-- Start DATASET ENTRIES --

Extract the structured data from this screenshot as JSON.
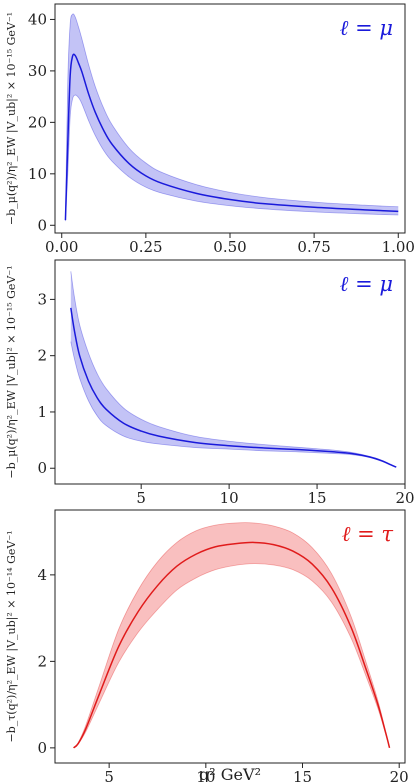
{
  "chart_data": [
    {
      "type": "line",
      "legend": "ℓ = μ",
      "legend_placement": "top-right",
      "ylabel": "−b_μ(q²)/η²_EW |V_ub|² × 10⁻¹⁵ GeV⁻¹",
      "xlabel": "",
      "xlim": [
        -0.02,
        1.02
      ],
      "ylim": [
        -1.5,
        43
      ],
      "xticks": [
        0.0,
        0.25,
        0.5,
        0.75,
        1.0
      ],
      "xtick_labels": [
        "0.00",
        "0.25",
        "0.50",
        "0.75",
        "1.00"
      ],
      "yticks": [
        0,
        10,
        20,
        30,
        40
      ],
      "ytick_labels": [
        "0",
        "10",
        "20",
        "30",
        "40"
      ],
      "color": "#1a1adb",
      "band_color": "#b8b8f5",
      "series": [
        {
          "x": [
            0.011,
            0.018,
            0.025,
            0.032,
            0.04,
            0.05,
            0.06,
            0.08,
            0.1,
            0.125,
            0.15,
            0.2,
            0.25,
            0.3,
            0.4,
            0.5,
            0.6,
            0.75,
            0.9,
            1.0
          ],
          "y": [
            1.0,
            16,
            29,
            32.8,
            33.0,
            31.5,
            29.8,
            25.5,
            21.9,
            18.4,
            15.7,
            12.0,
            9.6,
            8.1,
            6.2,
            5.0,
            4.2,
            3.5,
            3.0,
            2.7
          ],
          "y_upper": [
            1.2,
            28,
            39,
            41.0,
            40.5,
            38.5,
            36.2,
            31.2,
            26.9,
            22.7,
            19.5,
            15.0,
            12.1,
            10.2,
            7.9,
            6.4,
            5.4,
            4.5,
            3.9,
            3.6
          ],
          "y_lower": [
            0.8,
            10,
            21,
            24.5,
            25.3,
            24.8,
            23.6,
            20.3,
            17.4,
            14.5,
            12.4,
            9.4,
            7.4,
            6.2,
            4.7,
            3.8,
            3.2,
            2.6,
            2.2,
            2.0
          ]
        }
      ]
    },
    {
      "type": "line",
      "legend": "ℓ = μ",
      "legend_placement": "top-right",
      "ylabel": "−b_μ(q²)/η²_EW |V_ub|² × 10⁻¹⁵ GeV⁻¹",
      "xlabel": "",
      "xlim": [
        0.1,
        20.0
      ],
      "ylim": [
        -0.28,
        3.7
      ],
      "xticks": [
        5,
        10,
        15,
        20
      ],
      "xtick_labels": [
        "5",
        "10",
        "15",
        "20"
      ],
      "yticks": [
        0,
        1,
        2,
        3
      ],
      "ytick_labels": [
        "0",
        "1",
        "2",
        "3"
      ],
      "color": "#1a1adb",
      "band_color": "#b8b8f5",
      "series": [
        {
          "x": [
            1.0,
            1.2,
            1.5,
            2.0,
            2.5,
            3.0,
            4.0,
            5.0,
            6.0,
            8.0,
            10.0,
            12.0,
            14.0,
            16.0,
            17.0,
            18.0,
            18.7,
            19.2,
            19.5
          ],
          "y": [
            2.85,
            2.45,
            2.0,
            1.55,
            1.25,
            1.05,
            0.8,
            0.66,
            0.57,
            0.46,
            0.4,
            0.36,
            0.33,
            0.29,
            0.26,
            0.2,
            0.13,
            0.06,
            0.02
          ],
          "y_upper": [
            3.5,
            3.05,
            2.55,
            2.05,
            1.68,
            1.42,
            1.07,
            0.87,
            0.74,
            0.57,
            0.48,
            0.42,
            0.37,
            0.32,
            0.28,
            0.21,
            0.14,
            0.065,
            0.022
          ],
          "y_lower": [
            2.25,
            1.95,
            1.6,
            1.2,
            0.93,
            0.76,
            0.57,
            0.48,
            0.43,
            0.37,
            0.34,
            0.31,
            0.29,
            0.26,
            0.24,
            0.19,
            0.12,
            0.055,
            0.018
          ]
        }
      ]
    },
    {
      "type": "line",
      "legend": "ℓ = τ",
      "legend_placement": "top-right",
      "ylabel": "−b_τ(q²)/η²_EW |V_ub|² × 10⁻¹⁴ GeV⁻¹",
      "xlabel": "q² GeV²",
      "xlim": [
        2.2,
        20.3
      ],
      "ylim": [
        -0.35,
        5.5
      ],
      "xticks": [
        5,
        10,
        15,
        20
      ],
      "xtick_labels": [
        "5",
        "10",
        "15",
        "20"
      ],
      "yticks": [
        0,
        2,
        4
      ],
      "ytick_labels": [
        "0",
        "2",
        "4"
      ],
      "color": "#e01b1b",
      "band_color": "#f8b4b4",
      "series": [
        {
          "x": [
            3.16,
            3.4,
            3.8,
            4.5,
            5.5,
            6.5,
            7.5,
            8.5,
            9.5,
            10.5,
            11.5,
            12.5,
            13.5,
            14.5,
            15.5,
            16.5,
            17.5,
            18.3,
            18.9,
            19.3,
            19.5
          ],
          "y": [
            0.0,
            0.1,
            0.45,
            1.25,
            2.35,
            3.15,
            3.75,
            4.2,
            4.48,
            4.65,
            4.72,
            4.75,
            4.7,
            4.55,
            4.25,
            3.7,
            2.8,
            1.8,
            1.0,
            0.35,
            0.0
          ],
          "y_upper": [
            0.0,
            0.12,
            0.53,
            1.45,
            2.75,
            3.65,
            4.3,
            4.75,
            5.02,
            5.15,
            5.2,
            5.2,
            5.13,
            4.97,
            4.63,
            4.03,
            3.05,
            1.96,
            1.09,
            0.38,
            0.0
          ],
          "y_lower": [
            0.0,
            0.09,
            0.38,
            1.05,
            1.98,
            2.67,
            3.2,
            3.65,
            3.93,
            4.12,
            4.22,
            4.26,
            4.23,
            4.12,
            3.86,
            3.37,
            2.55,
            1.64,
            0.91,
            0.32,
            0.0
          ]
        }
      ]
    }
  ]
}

-- End DATASET ENTRIES --
-- Start DATASET ENTRIES --

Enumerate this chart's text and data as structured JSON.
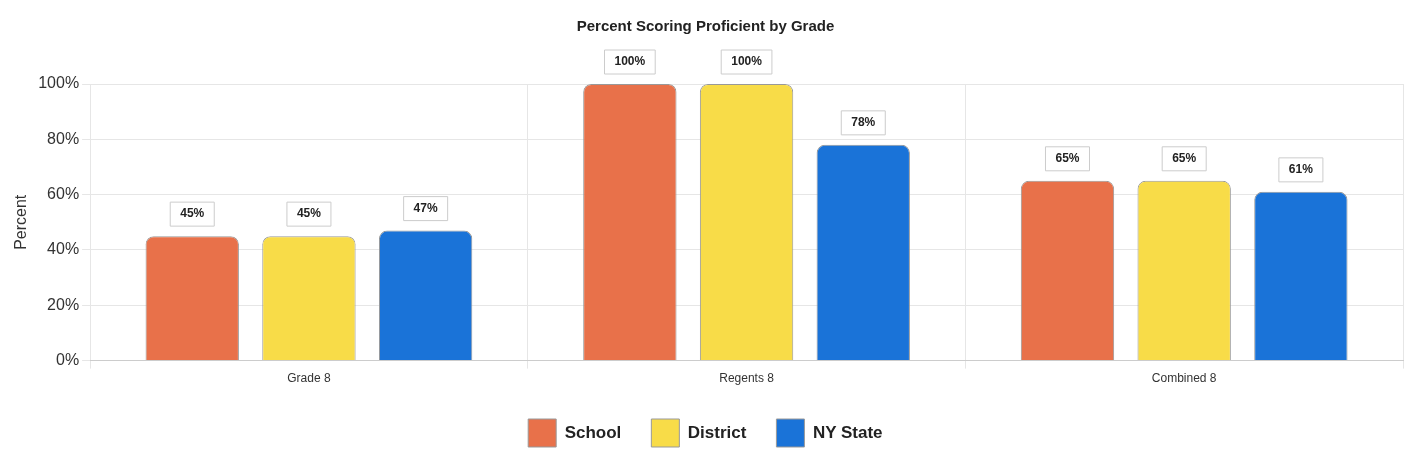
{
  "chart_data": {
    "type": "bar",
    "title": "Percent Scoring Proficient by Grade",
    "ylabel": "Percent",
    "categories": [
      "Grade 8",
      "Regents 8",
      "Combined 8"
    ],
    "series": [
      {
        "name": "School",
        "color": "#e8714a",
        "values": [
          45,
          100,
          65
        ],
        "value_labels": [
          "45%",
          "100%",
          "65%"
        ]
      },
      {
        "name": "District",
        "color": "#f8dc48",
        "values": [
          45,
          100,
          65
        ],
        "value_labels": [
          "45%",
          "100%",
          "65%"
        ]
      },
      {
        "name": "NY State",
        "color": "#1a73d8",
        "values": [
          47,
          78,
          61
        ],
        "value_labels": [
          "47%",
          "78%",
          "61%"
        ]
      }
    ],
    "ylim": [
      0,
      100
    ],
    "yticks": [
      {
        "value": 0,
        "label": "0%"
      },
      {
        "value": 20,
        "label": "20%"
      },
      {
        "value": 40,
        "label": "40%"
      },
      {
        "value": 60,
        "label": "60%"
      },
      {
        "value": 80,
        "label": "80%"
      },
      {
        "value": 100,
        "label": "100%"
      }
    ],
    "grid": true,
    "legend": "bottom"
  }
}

-- End DATASET ENTRIES --

_GIVEN PROBLEM_: From the records above, pick out and copy each line holding the word "JSON".

_SOLUTION FOR THIS TASK_:
Extract the structured data from this screenshot as JSON.
Enumerate this chart's text and data as structured JSON.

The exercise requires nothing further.